start

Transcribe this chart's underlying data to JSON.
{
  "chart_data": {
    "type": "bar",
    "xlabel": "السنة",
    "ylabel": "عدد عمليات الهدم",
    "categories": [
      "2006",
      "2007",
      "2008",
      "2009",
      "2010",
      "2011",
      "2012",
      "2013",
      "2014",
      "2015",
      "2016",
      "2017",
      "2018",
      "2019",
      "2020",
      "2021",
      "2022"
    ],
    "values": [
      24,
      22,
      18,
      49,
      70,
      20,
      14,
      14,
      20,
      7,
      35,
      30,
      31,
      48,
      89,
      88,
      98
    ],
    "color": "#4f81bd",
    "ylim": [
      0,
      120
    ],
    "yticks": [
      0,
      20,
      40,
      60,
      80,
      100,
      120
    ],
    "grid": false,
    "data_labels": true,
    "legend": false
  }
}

end

### Short task
Your task is to retype all the records above with nothing left out.

### Response to the task
Transcribe this chart's underlying data to JSON.
{
  "chart_data": {
    "type": "bar",
    "xlabel": "السنة",
    "ylabel": "عدد عمليات الهدم",
    "categories": [
      "2006",
      "2007",
      "2008",
      "2009",
      "2010",
      "2011",
      "2012",
      "2013",
      "2014",
      "2015",
      "2016",
      "2017",
      "2018",
      "2019",
      "2020",
      "2021",
      "2022"
    ],
    "values": [
      24,
      22,
      18,
      49,
      70,
      20,
      14,
      14,
      20,
      7,
      35,
      30,
      31,
      48,
      89,
      88,
      98
    ],
    "color": "#4f81bd",
    "ylim": [
      0,
      120
    ],
    "yticks": [
      0,
      20,
      40,
      60,
      80,
      100,
      120
    ],
    "grid": false,
    "data_labels": true,
    "legend": false
  }
}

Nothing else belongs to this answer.